Extract every line that includes the string "category".

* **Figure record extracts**

---*---

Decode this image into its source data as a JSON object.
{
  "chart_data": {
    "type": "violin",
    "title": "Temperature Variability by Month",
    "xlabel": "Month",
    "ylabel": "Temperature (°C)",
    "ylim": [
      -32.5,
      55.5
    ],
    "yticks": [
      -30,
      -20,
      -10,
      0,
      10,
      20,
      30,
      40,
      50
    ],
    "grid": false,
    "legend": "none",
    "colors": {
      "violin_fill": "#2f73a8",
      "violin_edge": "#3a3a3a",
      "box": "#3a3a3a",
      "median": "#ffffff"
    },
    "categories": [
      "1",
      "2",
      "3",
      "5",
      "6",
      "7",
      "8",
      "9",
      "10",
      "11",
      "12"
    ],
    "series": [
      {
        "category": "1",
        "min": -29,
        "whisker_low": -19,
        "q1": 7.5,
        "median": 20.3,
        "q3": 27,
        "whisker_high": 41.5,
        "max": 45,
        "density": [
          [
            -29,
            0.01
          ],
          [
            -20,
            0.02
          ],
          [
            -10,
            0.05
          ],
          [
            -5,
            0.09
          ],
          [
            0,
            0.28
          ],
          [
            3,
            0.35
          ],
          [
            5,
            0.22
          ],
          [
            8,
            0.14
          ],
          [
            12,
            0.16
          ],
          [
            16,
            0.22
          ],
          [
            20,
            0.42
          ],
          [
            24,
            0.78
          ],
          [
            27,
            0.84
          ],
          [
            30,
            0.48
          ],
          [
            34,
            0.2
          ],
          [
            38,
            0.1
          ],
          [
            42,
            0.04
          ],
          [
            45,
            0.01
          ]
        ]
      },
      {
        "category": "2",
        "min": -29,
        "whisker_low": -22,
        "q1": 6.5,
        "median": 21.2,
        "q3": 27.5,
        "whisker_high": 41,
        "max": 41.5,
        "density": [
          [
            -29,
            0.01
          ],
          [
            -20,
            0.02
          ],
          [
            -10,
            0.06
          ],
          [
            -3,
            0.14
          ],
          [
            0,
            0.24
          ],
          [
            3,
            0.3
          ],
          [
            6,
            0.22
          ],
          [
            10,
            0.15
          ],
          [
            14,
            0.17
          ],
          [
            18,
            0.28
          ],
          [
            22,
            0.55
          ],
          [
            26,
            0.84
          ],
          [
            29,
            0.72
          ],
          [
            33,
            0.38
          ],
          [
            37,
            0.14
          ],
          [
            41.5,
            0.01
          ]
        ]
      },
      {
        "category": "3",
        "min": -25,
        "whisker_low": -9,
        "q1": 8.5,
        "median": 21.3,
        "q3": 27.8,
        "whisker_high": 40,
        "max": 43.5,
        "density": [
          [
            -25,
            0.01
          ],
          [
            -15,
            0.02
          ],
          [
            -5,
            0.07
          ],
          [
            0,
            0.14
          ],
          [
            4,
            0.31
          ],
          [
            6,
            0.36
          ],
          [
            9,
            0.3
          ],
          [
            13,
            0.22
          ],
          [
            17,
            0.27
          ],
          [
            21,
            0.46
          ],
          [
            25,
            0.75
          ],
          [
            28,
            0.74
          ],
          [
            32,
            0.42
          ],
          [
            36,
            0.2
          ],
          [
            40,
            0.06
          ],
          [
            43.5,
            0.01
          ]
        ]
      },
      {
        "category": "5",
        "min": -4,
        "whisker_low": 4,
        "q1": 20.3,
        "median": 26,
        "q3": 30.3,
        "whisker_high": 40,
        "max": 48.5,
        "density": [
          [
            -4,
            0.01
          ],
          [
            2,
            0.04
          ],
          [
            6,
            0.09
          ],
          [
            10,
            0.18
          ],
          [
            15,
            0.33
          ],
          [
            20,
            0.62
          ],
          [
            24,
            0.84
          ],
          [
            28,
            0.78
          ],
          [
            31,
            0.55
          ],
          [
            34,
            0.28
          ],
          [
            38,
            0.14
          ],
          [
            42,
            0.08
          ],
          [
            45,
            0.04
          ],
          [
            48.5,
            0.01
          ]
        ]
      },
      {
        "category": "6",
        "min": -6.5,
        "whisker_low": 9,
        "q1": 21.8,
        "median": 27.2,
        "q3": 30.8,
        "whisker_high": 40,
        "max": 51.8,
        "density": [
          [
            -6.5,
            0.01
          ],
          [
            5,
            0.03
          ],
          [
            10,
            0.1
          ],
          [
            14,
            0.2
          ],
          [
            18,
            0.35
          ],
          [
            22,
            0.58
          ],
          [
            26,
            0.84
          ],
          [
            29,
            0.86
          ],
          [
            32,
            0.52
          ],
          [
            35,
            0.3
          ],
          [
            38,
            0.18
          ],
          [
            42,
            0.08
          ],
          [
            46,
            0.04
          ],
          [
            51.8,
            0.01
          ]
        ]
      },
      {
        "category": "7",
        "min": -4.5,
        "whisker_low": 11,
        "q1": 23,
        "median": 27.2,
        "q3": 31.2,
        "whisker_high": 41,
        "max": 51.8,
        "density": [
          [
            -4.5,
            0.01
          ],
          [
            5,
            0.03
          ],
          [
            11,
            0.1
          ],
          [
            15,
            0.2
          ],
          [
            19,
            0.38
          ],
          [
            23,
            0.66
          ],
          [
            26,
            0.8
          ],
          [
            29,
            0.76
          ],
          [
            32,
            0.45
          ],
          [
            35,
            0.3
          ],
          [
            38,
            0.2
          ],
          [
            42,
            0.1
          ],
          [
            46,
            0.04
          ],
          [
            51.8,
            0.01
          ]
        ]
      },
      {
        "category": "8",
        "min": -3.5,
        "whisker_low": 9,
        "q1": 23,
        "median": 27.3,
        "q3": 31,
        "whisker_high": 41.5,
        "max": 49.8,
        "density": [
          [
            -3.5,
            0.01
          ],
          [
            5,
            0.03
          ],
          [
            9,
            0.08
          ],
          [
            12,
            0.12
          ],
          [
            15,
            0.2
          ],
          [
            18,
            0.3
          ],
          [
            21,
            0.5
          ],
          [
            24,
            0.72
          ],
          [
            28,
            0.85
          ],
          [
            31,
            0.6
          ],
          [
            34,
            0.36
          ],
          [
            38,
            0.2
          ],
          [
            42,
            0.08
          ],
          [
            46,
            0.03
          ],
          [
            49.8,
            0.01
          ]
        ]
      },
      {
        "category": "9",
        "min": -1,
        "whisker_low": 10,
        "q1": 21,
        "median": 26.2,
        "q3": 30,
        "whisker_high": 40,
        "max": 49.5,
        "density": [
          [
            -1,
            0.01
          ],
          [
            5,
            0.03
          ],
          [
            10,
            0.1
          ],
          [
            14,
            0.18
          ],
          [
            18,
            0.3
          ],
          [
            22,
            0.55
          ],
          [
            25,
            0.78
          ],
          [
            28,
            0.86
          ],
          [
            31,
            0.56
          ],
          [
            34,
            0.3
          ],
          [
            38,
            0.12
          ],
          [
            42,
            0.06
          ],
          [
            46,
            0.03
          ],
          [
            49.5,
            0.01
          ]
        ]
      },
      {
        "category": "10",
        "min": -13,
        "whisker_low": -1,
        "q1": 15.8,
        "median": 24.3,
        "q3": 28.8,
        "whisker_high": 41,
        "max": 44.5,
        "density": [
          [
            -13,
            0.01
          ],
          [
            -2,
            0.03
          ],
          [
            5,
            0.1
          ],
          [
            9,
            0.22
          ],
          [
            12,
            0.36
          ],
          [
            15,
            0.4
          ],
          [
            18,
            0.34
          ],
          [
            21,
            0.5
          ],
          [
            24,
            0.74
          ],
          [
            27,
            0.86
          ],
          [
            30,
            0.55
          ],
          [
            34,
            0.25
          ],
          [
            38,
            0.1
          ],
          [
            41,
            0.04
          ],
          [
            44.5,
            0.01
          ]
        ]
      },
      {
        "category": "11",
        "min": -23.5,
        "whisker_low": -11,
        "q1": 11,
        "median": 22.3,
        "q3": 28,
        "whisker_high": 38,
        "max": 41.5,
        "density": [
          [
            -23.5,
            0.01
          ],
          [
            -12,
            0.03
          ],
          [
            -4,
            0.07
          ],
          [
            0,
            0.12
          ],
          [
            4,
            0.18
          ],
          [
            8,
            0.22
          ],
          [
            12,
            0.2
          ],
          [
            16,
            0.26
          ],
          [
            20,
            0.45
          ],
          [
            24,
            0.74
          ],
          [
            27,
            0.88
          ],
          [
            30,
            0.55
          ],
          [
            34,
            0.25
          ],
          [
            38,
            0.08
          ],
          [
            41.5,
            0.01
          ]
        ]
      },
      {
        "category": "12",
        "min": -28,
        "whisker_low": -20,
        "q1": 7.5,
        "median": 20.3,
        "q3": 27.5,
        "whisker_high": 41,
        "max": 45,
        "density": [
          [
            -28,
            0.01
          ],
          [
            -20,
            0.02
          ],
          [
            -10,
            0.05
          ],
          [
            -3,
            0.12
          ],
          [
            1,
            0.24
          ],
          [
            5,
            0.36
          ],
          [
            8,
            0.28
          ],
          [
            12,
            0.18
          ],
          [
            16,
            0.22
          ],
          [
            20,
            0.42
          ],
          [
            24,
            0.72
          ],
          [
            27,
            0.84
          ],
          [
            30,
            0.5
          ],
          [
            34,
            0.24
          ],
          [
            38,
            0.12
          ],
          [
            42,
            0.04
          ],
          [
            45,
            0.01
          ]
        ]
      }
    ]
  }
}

---*---

* **Complete answer**
        "category": "1",
        "category": "2",
        "category": "3",
        "category": "5",
        "category": "6",
        "category": "7",
        "category": "8",
        "category": "9",
        "category": "10",
        "category": "11",
        "category": "12",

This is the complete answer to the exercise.